• [RECORDS FOR THE TASK]
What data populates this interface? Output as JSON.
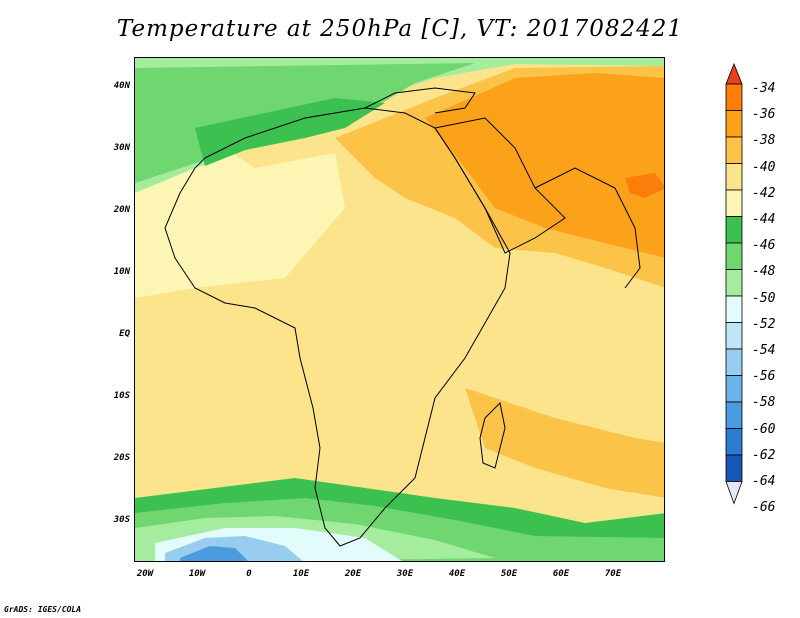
{
  "title": "Temperature at 250hPa [C], VT: 2017082421",
  "credit": "GrADS: IGES/COLA",
  "lat_labels": [
    "40N",
    "30N",
    "20N",
    "10N",
    "EQ",
    "10S",
    "20S",
    "30S"
  ],
  "lon_labels": [
    "20W",
    "10W",
    "0",
    "10E",
    "20E",
    "30E",
    "40E",
    "50E",
    "60E",
    "70E"
  ],
  "colorbar": {
    "labels": [
      "-34",
      "-36",
      "-38",
      "-40",
      "-42",
      "-44",
      "-46",
      "-48",
      "-50",
      "-52",
      "-54",
      "-56",
      "-58",
      "-60",
      "-62",
      "-64",
      "-66"
    ],
    "colors": [
      "#e8401c",
      "#fb7d0a",
      "#fba21a",
      "#fbc347",
      "#fce48c",
      "#fdf5b4",
      "#3cc050",
      "#6fd670",
      "#a5ec9f",
      "#e2fcfc",
      "#bfe6f7",
      "#98cdf0",
      "#6ab4e8",
      "#4d9bdf",
      "#2b7bd1",
      "#1656b4",
      "#112a8a"
    ]
  }
}
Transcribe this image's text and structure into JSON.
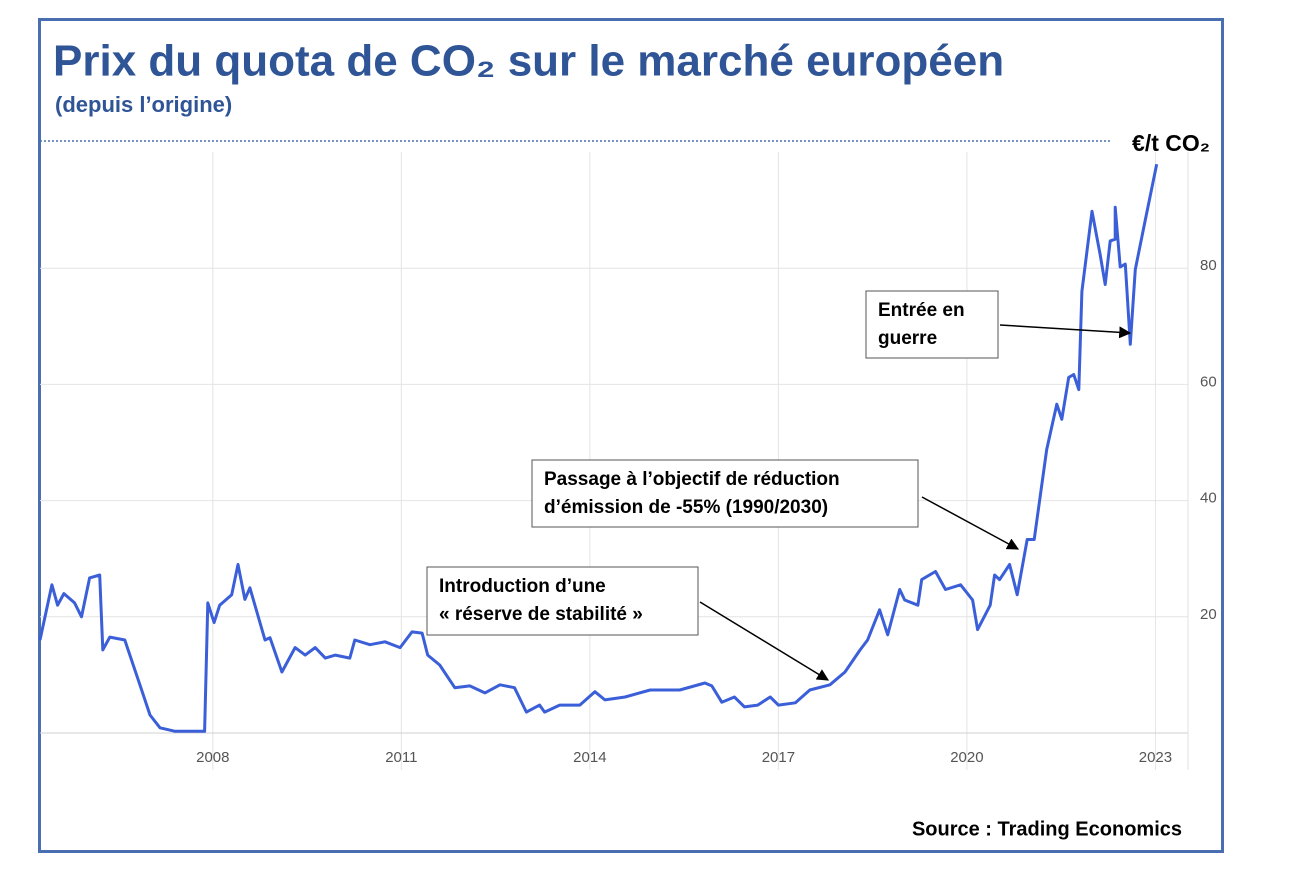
{
  "chart_data": {
    "type": "line",
    "title": "Prix du quota de CO₂ sur le marché européen",
    "subtitle": "(depuis l’origine)",
    "y_unit": "€/t CO₂",
    "source": "Source : Trading Economics",
    "xlim": [
      2005.25,
      2023.55
    ],
    "xticks": [
      2008,
      2011,
      2014,
      2017,
      2020,
      2023
    ],
    "ylim": [
      0,
      100
    ],
    "yticks": [
      20,
      40,
      60,
      80
    ],
    "grid": true,
    "series": [
      {
        "name": "Prix du quota de CO₂",
        "color": "#3b5fd8",
        "x": [
          2005.25,
          2005.44,
          2005.53,
          2005.63,
          2005.8,
          2005.91,
          2006.04,
          2006.2,
          2006.25,
          2006.36,
          2006.6,
          2006.84,
          2007.0,
          2007.16,
          2007.4,
          2007.87,
          2007.92,
          2008.02,
          2008.11,
          2008.3,
          2008.4,
          2008.51,
          2008.59,
          2008.83,
          2008.91,
          2009.1,
          2009.31,
          2009.47,
          2009.63,
          2009.79,
          2009.95,
          2010.18,
          2010.26,
          2010.5,
          2010.74,
          2010.98,
          2011.17,
          2011.33,
          2011.42,
          2011.61,
          2011.85,
          2012.09,
          2012.33,
          2012.57,
          2012.8,
          2012.99,
          2013.2,
          2013.28,
          2013.52,
          2013.84,
          2014.08,
          2014.24,
          2014.56,
          2014.96,
          2015.43,
          2015.83,
          2015.94,
          2016.1,
          2016.3,
          2016.46,
          2016.67,
          2016.87,
          2017.0,
          2017.27,
          2017.5,
          2017.82,
          2018.06,
          2018.3,
          2018.42,
          2018.61,
          2018.74,
          2018.93,
          2019.01,
          2019.22,
          2019.28,
          2019.5,
          2019.66,
          2019.9,
          2020.09,
          2020.17,
          2020.37,
          2020.44,
          2020.52,
          2020.68,
          2020.8,
          2020.96,
          2021.07,
          2021.27,
          2021.43,
          2021.51,
          2021.62,
          2021.7,
          2021.78,
          2021.83,
          2021.99,
          2022.12,
          2022.2,
          2022.28,
          2022.36,
          2022.36,
          2022.44,
          2022.52,
          2022.6,
          2022.68,
          2022.84,
          2023.02
        ],
        "values": [
          16,
          25.5,
          22,
          24,
          22.4,
          20,
          26.7,
          27.2,
          14.3,
          16.5,
          16,
          8.3,
          3.1,
          0.9,
          0.3,
          0.3,
          22.4,
          19,
          22,
          23.8,
          29,
          23,
          25,
          16,
          16.4,
          10.5,
          14.7,
          13.4,
          14.7,
          12.9,
          13.4,
          12.9,
          16,
          15.2,
          15.7,
          14.7,
          17.4,
          17.2,
          13.4,
          11.7,
          7.8,
          8.1,
          6.9,
          8.3,
          7.8,
          3.6,
          4.8,
          3.6,
          4.8,
          4.8,
          7.1,
          5.7,
          6.2,
          7.4,
          7.4,
          8.6,
          8.1,
          5.3,
          6.2,
          4.5,
          4.8,
          6.2,
          4.8,
          5.2,
          7.4,
          8.3,
          10.5,
          14.3,
          16,
          21.2,
          16.9,
          24.7,
          22.9,
          22,
          26.4,
          27.8,
          24.7,
          25.5,
          22.9,
          17.8,
          22,
          27.2,
          26.4,
          29,
          23.8,
          33.3,
          33.3,
          48.8,
          56.6,
          54,
          61.2,
          61.7,
          59.1,
          76,
          89.8,
          82.4,
          77.2,
          84.7,
          85,
          90.5,
          80.2,
          80.7,
          66.9,
          79.8,
          88.4,
          97.9
        ]
      }
    ],
    "annotations": [
      {
        "lines": [
          "Entrée en",
          "guerre"
        ]
      },
      {
        "lines": [
          "Passage à l’objectif de réduction",
          "d’émission de -55% (1990/2030)"
        ]
      },
      {
        "lines": [
          "Introduction d’une",
          "« réserve de stabilité »"
        ]
      }
    ]
  }
}
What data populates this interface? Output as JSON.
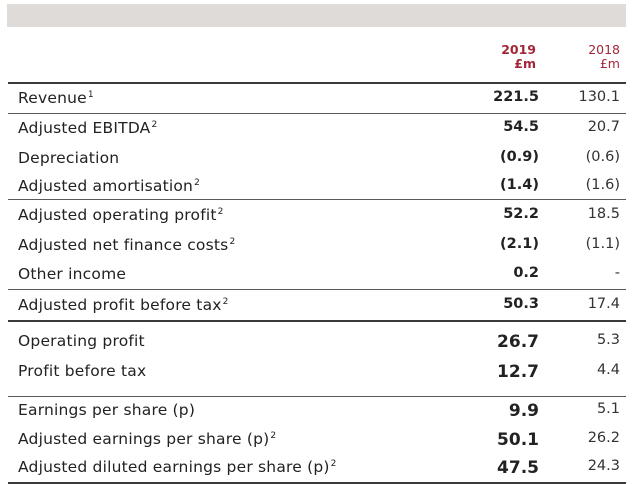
{
  "header": {
    "current_year": "2019",
    "current_unit": "£m",
    "prior_year": "2018",
    "prior_unit": "£m"
  },
  "rows": [
    {
      "label": "Revenue",
      "note": "1",
      "current": "221.5",
      "prior": "130.1"
    },
    {
      "label": "Adjusted EBITDA",
      "note": "2",
      "current": "54.5",
      "prior": "20.7"
    },
    {
      "label": "Depreciation",
      "note": "",
      "current": "(0.9)",
      "prior": "(0.6)"
    },
    {
      "label": "Adjusted amortisation",
      "note": "2",
      "current": "(1.4)",
      "prior": "(1.6)"
    },
    {
      "label": "Adjusted operating profit",
      "note": "2",
      "current": "52.2",
      "prior": "18.5"
    },
    {
      "label": "Adjusted net finance costs",
      "note": "2",
      "current": "(2.1)",
      "prior": "(1.1)"
    },
    {
      "label": "Other income",
      "note": "",
      "current": "0.2",
      "prior": "-"
    },
    {
      "label": "Adjusted profit before tax",
      "note": "2",
      "current": "50.3",
      "prior": "17.4"
    },
    {
      "label": "Operating profit",
      "note": "",
      "current": "26.7",
      "prior": "5.3"
    },
    {
      "label": "Profit before tax",
      "note": "",
      "current": "12.7",
      "prior": "4.4"
    },
    {
      "label": "Earnings per share (p)",
      "note": "",
      "current": "9.9",
      "prior": "5.1"
    },
    {
      "label": "Adjusted earnings per share (p)",
      "note": "2",
      "current": "50.1",
      "prior": "26.2"
    },
    {
      "label": "Adjusted diluted earnings per share (p)",
      "note": "2",
      "current": "47.5",
      "prior": "24.3"
    }
  ]
}
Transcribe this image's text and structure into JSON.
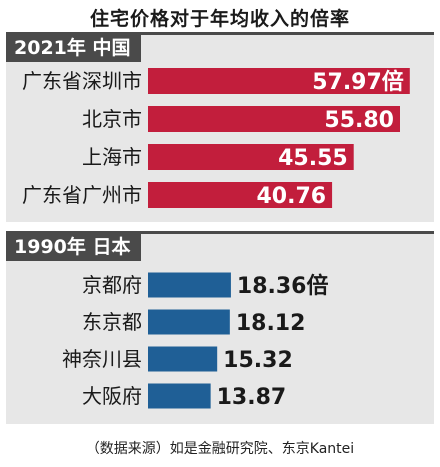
{
  "title": "住宅价格对于年均收入的倍率",
  "source": "（数据来源）如是金融研究院、东京Kantei",
  "colors": {
    "header_bg": "#4a4a4a",
    "header_text": "#ffffff",
    "panel_bg": "#e7e7e7",
    "china_bar": "#c21e3c",
    "japan_bar": "#1f5f96"
  },
  "chart_data": [
    {
      "type": "bar",
      "orientation": "horizontal",
      "header": "2021年 中国",
      "categories": [
        "广东省深圳市",
        "北京市",
        "上海市",
        "广东省广州市"
      ],
      "value_labels": [
        "57.97倍",
        "55.80",
        "45.55",
        "40.76"
      ],
      "values": [
        57.97,
        55.8,
        45.55,
        40.76
      ],
      "label_position": "inside-end",
      "xlim": [
        0,
        62
      ]
    },
    {
      "type": "bar",
      "orientation": "horizontal",
      "header": "1990年 日本",
      "categories": [
        "京都府",
        "东京都",
        "神奈川县",
        "大阪府"
      ],
      "value_labels": [
        "18.36倍",
        "18.12",
        "15.32",
        "13.87"
      ],
      "values": [
        18.36,
        18.12,
        15.32,
        13.87
      ],
      "label_position": "outside-end",
      "xlim": [
        0,
        62
      ]
    }
  ]
}
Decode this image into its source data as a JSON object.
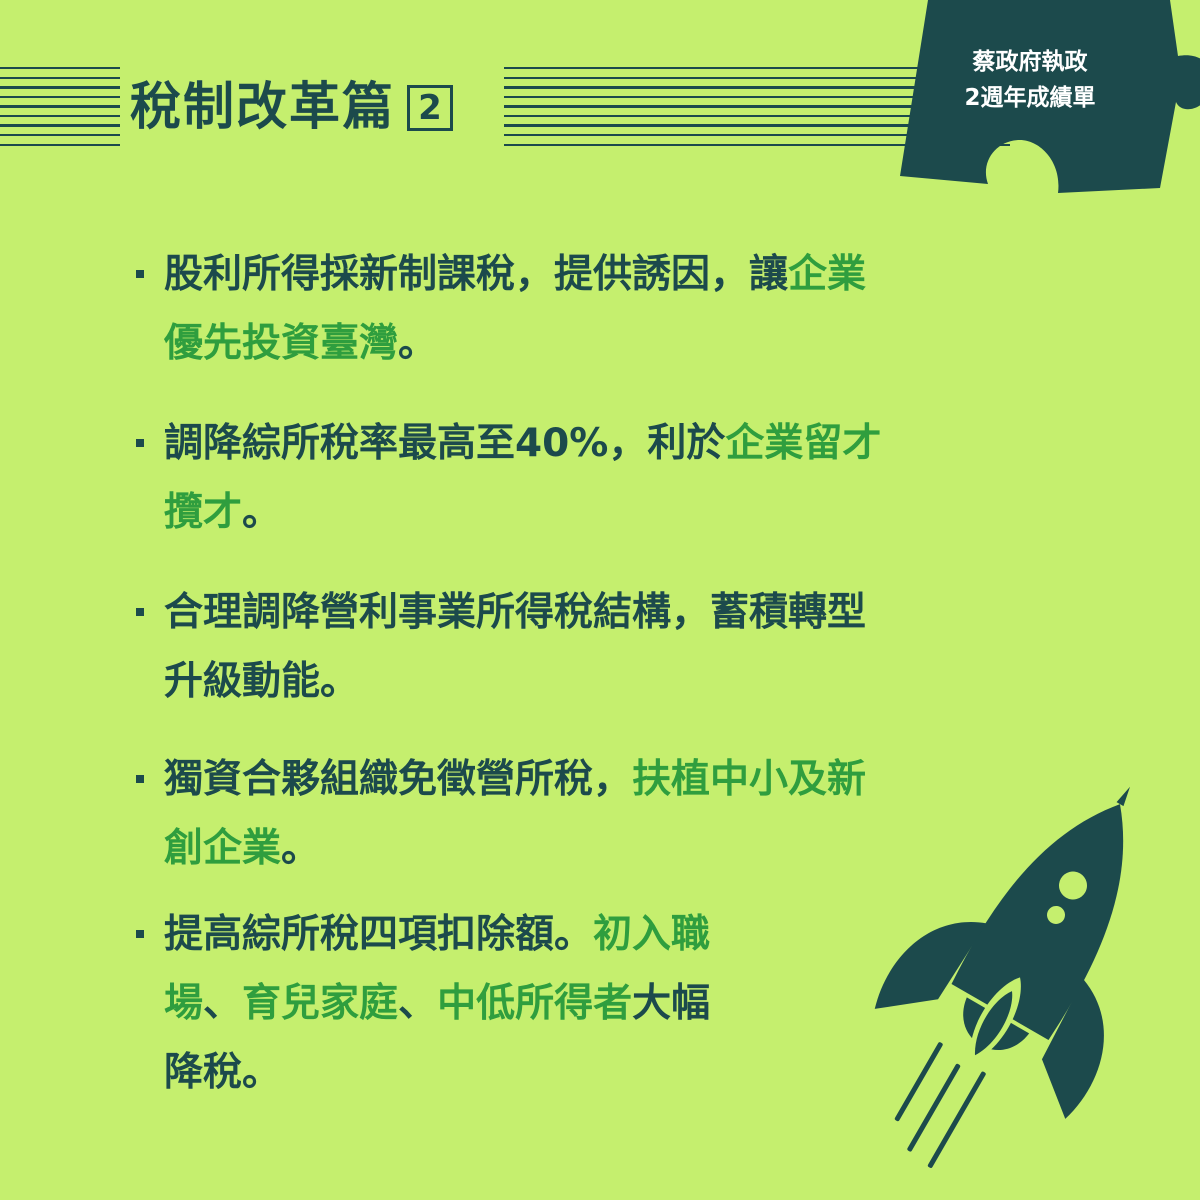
{
  "header": {
    "title": "稅制改革篇",
    "number": "2"
  },
  "badge": {
    "line1": "蔡政府執政",
    "line2": "2週年成績單"
  },
  "bullets": [
    {
      "line1": [
        {
          "t": "股利所得採新制課稅，提供誘因，讓"
        },
        {
          "t": "企業",
          "hl": true
        }
      ],
      "line2": [
        {
          "t": "優先投資臺灣",
          "hl": true
        },
        {
          "t": "。"
        }
      ]
    },
    {
      "line1": [
        {
          "t": "調降綜所稅率最高至40%，利於"
        },
        {
          "t": "企業留才",
          "hl": true
        }
      ],
      "line2": [
        {
          "t": "攬才",
          "hl": true
        },
        {
          "t": "。"
        }
      ]
    },
    {
      "line1": [
        {
          "t": "合理調降營利事業所得稅結構，蓄積轉型"
        }
      ],
      "line2": [
        {
          "t": "升級動能。"
        }
      ]
    },
    {
      "line1": [
        {
          "t": "獨資合夥組織免徵營所稅，"
        },
        {
          "t": "扶植中小及新",
          "hl": true
        }
      ],
      "line2": [
        {
          "t": "創企業",
          "hl": true
        },
        {
          "t": "。"
        }
      ]
    },
    {
      "line1": [
        {
          "t": "提高綜所稅四項扣除額。"
        },
        {
          "t": "初入職",
          "hl": true
        }
      ],
      "line2": [
        {
          "t": "場",
          "hl": true
        },
        {
          "t": "、"
        },
        {
          "t": "育兒家庭",
          "hl": true
        },
        {
          "t": "、"
        },
        {
          "t": "中低所得者",
          "hl": true
        },
        {
          "t": "大幅"
        }
      ],
      "line3": [
        {
          "t": "降稅。"
        }
      ]
    }
  ],
  "colors": {
    "background": "#c5ef6e",
    "dark": "#1c4a4c",
    "highlight": "#2f9e3e"
  },
  "icons": [
    "puzzle-piece-icon",
    "rocket-icon"
  ]
}
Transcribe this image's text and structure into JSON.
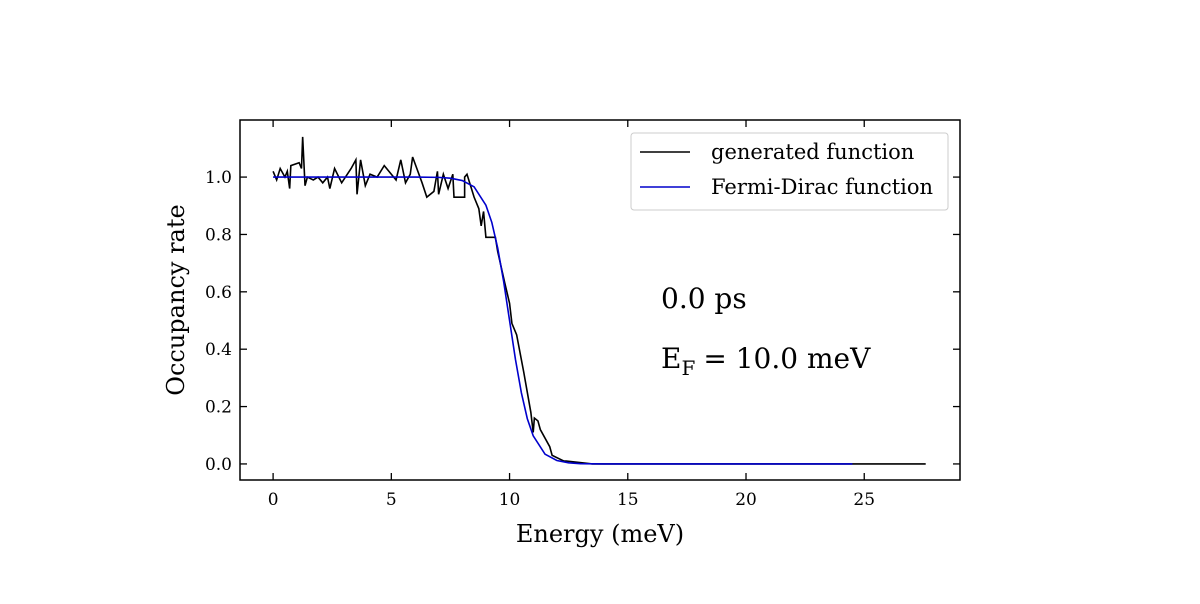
{
  "chart_data": {
    "type": "line",
    "xlabel": "Energy (meV)",
    "ylabel": "Occupancy rate",
    "xlim": [
      -1.4,
      29.05
    ],
    "ylim": [
      -0.056,
      1.199
    ],
    "xticks": [
      0,
      5,
      10,
      15,
      20,
      25
    ],
    "yticks": [
      {
        "value": 0,
        "label": "0.0"
      },
      0.2,
      0.4,
      0.6,
      0.8,
      {
        "value": 1,
        "label": "1.0"
      }
    ],
    "legend": "upper right",
    "annotations": [
      "0.0 ps"
    ],
    "fermi_label": {
      "symbol": "E",
      "subscript": "F",
      "text": "= 10.0 meV"
    },
    "series": [
      {
        "name": "generated function",
        "color": "#000000",
        "x": [
          0,
          0.15,
          0.3,
          0.5,
          0.6,
          0.7,
          0.75,
          1.1,
          1.2,
          1.25,
          1.35,
          1.45,
          1.7,
          1.9,
          2.1,
          2.3,
          2.4,
          2.6,
          2.9,
          3.3,
          3.5,
          3.55,
          3.7,
          3.9,
          4.1,
          4.4,
          4.7,
          5.0,
          5.2,
          5.4,
          5.6,
          5.8,
          5.9,
          6.3,
          6.5,
          6.8,
          6.95,
          7.0,
          7.2,
          7.4,
          7.6,
          7.65,
          8.1,
          8.1,
          8.2,
          8.5,
          8.7,
          8.8,
          8.9,
          9.0,
          9.4,
          9.5,
          9.8,
          10.0,
          10.1,
          10.3,
          10.6,
          10.9,
          11.0,
          11.05,
          11.2,
          11.3,
          11.7,
          11.8,
          12.3,
          12.4,
          13.5,
          14.0,
          15.0,
          20.0,
          25.0,
          27.6
        ],
        "values": [
          1.02,
          0.99,
          1.03,
          1.0,
          1.02,
          0.96,
          1.04,
          1.05,
          1.03,
          1.14,
          0.97,
          1.0,
          0.99,
          1.0,
          0.98,
          1.0,
          0.96,
          1.03,
          0.98,
          1.03,
          1.06,
          0.94,
          1.06,
          0.97,
          1.01,
          1.0,
          1.04,
          1.01,
          0.99,
          1.06,
          0.98,
          1.01,
          1.07,
          0.98,
          0.93,
          0.95,
          1.02,
          0.94,
          1.01,
          0.96,
          1.01,
          0.93,
          0.93,
          1.0,
          1.01,
          0.93,
          0.89,
          0.83,
          0.88,
          0.79,
          0.79,
          0.74,
          0.63,
          0.56,
          0.49,
          0.45,
          0.32,
          0.18,
          0.11,
          0.16,
          0.15,
          0.12,
          0.06,
          0.03,
          0.01,
          0.01,
          0.0,
          0.0,
          0.0,
          0.0,
          0.0,
          0.0
        ]
      },
      {
        "name": "Fermi-Dirac function",
        "color": "#0000cc",
        "x": [
          0,
          1,
          2,
          3,
          4,
          5,
          6,
          7,
          7.5,
          8,
          8.5,
          9,
          9.25,
          9.5,
          9.75,
          10,
          10.25,
          10.5,
          10.75,
          11,
          11.5,
          12,
          12.5,
          13,
          14,
          16,
          18,
          20,
          22,
          24.5
        ],
        "values": [
          1.0,
          1.0,
          1.0,
          1.0,
          1.0,
          1.0,
          1.0,
          0.999,
          0.996,
          0.988,
          0.966,
          0.902,
          0.842,
          0.752,
          0.636,
          0.5,
          0.364,
          0.248,
          0.158,
          0.098,
          0.034,
          0.012,
          0.004,
          0.001,
          0.0,
          0.0,
          0.0,
          0.0,
          0.0,
          0.0
        ]
      }
    ]
  }
}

• [WHAT IS ASKED]
Find all lines holding the string "name" and copy them.

• [FULL ANSWER]
        "name": "Prix du quota de CO₂",
        "name": "generated function",
        "name": "Fermi-Dirac function",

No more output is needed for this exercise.